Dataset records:
========================================
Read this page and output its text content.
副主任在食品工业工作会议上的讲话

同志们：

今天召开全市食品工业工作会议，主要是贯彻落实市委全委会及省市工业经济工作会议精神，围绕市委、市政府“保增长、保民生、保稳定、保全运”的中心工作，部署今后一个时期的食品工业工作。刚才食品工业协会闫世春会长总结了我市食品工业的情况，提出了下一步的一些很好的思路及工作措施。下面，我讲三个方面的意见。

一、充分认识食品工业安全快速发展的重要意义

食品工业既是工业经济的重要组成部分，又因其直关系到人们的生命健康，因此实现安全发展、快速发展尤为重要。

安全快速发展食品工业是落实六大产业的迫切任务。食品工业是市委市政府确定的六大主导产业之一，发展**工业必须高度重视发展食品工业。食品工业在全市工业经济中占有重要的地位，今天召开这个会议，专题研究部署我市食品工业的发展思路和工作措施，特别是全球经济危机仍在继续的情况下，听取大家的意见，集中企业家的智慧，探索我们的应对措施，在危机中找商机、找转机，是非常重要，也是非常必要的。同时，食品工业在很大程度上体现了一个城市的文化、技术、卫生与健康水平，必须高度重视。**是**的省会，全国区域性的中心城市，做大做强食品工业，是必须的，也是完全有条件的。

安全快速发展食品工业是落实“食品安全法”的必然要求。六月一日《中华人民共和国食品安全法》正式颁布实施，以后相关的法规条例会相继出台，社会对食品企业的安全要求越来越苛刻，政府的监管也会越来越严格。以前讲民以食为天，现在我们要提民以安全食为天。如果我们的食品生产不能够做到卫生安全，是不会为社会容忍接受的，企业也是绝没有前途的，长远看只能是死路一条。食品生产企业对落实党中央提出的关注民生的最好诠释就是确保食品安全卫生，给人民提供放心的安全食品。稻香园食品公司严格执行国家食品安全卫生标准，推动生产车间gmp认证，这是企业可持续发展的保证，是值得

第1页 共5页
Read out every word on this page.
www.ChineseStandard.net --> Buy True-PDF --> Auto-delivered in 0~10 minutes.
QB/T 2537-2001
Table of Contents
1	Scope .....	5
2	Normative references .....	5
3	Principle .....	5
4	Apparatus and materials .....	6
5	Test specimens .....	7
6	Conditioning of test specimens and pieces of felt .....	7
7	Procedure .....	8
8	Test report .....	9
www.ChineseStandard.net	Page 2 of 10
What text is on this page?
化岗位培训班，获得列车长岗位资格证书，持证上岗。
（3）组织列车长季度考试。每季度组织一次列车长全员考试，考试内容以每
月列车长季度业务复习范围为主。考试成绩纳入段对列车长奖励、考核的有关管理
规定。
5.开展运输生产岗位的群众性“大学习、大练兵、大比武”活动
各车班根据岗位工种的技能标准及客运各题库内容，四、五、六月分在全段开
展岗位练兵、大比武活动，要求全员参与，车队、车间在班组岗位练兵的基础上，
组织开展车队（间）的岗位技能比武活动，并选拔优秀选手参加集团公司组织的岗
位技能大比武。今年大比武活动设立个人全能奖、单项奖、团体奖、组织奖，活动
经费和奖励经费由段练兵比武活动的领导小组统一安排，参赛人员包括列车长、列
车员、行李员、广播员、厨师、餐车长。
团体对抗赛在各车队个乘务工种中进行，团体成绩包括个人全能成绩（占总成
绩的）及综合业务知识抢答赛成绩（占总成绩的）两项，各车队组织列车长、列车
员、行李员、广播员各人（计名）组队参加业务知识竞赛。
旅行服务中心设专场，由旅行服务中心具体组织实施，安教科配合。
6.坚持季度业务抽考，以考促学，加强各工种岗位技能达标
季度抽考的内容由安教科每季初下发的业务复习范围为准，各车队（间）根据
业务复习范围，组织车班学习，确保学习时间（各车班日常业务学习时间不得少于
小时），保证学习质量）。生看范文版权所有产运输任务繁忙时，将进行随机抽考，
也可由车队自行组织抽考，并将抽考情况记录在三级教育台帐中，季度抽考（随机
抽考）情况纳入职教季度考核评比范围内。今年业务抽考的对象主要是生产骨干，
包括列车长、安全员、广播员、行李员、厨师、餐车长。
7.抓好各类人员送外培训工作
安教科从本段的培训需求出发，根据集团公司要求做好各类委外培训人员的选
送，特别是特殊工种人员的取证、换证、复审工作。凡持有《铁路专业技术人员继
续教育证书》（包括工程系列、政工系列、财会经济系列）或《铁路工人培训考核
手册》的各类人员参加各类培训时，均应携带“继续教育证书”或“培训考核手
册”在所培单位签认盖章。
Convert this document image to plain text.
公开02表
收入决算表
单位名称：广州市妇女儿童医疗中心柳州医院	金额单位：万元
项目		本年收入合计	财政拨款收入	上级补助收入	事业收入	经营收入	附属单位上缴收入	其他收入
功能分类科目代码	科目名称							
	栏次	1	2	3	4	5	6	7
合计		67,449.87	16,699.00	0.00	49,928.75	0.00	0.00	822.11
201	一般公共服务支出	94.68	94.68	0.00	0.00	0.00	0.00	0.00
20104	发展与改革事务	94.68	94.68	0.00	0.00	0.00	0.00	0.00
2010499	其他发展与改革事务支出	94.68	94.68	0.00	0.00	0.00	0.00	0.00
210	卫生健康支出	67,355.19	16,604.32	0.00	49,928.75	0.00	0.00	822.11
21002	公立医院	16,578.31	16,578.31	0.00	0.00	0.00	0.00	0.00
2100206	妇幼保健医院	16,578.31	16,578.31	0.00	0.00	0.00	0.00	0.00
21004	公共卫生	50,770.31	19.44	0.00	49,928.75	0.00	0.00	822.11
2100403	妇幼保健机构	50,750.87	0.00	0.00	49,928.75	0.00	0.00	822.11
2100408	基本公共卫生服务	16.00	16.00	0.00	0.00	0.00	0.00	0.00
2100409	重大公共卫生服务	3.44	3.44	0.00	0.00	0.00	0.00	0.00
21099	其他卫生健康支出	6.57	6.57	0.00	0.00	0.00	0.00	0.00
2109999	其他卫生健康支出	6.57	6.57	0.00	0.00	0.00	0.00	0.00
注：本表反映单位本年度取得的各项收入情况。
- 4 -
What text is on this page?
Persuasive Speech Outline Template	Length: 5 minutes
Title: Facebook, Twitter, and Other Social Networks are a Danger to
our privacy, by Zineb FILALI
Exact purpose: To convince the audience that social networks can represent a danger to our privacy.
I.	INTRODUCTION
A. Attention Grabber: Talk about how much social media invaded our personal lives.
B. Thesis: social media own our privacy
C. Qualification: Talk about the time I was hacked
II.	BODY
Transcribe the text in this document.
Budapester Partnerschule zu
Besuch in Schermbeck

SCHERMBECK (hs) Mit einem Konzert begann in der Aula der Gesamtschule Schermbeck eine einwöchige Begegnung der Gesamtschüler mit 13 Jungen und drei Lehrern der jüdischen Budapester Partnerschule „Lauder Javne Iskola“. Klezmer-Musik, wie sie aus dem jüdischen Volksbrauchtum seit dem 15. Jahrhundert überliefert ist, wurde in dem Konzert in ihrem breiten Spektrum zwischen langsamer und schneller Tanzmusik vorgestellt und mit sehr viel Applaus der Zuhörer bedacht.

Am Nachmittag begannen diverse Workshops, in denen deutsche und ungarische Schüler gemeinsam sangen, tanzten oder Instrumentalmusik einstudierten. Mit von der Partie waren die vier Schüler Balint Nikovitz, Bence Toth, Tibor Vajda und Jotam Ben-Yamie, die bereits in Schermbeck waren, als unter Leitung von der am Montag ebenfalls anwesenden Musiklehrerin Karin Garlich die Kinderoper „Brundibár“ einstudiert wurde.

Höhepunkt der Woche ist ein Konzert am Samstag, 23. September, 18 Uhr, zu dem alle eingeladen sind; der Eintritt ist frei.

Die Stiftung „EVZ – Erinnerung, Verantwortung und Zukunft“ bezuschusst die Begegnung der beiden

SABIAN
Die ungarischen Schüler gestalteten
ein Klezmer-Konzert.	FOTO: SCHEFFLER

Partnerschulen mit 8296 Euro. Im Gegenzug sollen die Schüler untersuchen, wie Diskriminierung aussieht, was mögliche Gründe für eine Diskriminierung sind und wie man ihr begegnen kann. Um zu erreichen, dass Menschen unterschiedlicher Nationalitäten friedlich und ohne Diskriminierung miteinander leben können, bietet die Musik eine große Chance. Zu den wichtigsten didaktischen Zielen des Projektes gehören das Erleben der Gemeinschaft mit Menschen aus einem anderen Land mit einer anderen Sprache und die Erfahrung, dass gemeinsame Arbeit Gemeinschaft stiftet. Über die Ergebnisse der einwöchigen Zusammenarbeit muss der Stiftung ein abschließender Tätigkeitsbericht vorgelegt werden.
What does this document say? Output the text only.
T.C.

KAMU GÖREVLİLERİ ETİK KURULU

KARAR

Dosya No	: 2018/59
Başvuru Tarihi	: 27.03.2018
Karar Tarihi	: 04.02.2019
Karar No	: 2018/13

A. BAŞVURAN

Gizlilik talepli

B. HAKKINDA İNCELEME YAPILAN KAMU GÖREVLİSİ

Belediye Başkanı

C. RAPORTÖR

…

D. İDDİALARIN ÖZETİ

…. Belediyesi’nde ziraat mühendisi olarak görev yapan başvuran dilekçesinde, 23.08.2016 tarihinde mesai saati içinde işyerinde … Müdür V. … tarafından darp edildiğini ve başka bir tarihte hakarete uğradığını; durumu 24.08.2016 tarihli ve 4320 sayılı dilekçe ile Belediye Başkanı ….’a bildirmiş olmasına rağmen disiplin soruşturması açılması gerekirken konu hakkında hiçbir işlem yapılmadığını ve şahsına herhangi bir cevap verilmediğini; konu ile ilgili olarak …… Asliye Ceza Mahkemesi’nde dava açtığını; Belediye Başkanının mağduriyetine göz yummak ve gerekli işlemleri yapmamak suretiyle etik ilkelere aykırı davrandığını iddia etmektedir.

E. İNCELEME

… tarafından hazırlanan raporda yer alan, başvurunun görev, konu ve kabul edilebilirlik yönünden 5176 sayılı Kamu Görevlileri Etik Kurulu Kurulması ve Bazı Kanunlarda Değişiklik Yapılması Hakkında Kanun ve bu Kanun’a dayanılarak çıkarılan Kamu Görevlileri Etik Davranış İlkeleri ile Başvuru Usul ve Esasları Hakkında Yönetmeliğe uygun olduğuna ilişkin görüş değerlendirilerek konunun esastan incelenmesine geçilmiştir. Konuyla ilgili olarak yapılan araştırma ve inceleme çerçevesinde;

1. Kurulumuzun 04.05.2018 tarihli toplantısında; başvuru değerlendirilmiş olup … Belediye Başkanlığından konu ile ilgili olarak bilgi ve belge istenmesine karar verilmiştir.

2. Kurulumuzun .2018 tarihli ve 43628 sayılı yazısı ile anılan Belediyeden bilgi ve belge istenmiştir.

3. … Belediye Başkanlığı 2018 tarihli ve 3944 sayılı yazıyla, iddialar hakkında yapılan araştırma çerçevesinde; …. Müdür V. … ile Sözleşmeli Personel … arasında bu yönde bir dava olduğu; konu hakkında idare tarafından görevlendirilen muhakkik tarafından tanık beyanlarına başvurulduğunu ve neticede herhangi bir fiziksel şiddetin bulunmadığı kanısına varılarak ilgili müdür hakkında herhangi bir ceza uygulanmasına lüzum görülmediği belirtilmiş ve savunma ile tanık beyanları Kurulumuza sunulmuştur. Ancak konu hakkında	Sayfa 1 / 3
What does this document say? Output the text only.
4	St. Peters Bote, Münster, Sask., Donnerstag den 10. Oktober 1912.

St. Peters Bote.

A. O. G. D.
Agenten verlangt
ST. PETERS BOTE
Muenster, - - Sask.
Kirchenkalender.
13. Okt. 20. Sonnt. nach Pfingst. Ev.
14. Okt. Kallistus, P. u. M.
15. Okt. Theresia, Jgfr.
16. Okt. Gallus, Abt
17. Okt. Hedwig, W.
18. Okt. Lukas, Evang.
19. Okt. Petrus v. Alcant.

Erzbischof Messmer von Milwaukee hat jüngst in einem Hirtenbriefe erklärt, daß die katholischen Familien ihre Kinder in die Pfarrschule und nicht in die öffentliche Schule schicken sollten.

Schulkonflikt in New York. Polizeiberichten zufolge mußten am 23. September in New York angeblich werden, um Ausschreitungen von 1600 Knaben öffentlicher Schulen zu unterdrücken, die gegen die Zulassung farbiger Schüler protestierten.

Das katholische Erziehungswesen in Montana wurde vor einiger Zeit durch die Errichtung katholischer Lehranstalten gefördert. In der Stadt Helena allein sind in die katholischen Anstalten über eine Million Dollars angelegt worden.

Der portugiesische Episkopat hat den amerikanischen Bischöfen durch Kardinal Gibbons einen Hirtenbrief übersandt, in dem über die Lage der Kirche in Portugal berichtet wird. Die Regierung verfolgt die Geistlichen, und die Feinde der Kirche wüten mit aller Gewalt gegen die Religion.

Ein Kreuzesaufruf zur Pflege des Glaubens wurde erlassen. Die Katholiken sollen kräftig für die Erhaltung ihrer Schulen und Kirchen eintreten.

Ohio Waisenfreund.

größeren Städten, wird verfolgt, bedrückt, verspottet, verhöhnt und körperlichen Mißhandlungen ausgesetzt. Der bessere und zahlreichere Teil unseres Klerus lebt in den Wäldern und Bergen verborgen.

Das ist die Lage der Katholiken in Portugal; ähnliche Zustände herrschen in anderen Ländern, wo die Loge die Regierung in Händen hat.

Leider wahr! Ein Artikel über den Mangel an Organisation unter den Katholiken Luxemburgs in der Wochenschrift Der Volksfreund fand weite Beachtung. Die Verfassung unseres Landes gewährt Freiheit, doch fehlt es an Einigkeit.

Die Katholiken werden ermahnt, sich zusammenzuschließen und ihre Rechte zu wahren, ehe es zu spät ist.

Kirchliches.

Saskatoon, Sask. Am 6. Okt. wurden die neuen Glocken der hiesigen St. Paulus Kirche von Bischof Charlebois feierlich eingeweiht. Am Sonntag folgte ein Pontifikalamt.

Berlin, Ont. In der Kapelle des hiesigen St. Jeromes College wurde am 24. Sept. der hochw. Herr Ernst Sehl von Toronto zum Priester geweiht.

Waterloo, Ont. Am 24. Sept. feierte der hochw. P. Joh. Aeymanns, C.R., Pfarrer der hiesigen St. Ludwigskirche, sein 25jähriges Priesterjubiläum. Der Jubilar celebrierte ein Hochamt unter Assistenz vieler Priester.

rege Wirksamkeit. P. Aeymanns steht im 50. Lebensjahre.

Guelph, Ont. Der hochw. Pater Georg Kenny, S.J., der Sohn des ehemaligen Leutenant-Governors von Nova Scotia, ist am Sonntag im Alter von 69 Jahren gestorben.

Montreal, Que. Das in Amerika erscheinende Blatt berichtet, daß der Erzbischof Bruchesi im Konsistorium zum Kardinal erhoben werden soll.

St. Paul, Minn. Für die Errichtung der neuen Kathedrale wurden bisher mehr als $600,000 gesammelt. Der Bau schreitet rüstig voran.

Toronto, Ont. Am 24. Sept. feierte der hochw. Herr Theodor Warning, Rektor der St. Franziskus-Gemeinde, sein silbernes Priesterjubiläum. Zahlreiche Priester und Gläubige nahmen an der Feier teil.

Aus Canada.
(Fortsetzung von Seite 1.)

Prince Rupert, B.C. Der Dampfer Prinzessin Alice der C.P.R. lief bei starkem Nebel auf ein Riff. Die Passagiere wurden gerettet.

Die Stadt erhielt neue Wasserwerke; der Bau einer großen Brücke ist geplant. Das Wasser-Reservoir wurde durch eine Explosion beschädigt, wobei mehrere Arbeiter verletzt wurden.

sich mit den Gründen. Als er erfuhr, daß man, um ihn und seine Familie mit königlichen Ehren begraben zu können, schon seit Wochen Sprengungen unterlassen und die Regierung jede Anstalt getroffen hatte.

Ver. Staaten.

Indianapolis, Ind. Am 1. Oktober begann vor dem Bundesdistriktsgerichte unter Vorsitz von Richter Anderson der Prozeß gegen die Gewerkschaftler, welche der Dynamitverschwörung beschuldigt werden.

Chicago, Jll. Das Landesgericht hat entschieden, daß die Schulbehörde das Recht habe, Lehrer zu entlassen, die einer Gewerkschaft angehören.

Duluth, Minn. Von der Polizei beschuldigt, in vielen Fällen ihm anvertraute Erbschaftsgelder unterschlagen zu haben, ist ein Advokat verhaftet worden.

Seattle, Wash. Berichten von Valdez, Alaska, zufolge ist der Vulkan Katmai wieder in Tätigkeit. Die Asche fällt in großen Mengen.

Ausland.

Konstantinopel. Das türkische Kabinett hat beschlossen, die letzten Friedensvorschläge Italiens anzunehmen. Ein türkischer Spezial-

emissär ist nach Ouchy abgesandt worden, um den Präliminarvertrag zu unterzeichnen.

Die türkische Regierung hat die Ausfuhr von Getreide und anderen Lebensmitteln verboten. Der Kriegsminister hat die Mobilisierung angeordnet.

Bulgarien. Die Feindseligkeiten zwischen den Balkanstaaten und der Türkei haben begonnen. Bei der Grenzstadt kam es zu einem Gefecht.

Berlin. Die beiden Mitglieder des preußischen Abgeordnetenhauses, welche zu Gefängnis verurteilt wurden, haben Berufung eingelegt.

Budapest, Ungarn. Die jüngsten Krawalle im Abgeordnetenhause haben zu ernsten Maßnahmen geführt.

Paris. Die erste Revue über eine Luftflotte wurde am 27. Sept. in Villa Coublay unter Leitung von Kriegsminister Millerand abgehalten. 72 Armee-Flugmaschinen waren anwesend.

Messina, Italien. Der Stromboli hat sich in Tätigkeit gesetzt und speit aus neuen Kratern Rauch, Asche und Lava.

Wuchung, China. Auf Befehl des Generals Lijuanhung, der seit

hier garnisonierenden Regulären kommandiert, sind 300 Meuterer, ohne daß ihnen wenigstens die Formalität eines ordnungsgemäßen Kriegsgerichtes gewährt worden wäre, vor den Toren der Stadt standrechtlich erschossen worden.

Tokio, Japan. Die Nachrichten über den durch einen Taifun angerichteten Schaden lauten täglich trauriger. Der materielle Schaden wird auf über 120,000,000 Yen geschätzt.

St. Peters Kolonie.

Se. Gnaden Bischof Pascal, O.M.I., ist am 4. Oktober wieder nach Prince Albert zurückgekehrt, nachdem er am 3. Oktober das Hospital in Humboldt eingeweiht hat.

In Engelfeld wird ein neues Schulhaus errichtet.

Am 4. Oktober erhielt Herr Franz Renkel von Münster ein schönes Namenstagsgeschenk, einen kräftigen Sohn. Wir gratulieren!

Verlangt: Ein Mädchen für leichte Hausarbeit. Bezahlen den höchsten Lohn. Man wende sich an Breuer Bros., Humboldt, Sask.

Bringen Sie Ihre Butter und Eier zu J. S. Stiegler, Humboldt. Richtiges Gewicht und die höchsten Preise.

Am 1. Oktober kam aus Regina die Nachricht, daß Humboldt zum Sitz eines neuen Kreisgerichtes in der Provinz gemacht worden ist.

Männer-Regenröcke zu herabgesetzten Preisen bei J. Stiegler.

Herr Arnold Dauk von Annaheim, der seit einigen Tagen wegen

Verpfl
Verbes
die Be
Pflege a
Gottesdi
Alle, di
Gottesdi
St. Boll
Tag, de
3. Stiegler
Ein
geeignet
========================================
Written instruction:
Go through the material and select each line with the string "Münster" in it.

Task result:
4	St. Peters Bote, Münster, Sask., Donnerstag den 10. Oktober 1912.
Am 4. Oktober erhielt Herr Franz Renkel von Münster ein schönes Namenstagsgeschenk, einen kräftigen Sohn. Wir gratulieren!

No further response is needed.